Start Given data

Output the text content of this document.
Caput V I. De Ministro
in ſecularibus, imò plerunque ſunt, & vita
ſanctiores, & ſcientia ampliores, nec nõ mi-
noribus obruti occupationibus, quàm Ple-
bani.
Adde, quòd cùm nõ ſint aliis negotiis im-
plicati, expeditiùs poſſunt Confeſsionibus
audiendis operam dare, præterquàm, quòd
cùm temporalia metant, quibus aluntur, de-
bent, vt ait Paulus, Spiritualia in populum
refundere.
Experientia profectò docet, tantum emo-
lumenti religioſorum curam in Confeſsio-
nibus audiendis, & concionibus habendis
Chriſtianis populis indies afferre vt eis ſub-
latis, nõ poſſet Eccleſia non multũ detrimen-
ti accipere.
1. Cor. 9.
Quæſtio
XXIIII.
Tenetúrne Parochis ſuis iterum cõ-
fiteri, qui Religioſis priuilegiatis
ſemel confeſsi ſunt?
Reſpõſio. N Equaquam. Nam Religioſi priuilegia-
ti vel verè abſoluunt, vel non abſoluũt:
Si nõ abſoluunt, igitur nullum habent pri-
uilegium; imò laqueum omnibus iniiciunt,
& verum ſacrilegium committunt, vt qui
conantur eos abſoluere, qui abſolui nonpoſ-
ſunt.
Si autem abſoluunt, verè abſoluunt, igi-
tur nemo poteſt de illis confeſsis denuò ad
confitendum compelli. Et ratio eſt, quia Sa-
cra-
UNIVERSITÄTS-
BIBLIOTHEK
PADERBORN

End Given data

Transcribe the material exactly as it reads.

Output the text content of this document.
Caput V I. De Ministro
in ſecularibus, imò plerunque ſunt, & vita
ſanctiores, & ſcientia ampliores, nec nõ mi-
noribus obruti occupationibus, quàm Ple-
bani.
Adde, quòd cùm nõ ſint aliis negotiis im-
plicati, expeditiùs poſſunt Confeſsionibus
audiendis operam dare, præterquàm, quòd
cùm temporalia metant, quibus aluntur, de-
bent, vt ait Paulus, Spiritualia in populum
refundere.
Experientia profectò docet, tantum emo-
lumenti religioſorum curam in Confeſsio-
nibus audiendis, & concionibus habendis
Chriſtianis populis indies afferre vt eis ſub-
latis, nõ poſſet Eccleſia non multũ detrimen-
ti accipere.
1. Cor. 9.
Quæſtio
XXIIII.
Tenetúrne Parochis ſuis iterum cõ-
fiteri, qui Religioſis priuilegiatis
ſemel confeſsi ſunt?
Reſpõſio. N Equaquam. Nam Religioſi priuilegia-
ti vel verè abſoluunt, vel non abſoluũt:
Si nõ abſoluunt, igitur nullum habent pri-
uilegium; imò laqueum omnibus iniiciunt,
& verum ſacrilegium committunt, vt qui
conantur eos abſoluere, qui abſolui nonpoſ-
ſunt.
Si autem abſoluunt, verè abſoluunt, igi-
tur nemo poteſt de illis confeſsis denuò ad
confitendum compelli. Et ratio eſt, quia Sa-
cra-
UNIVERSITÄTS-
BIBLIOTHEK
PADERBORN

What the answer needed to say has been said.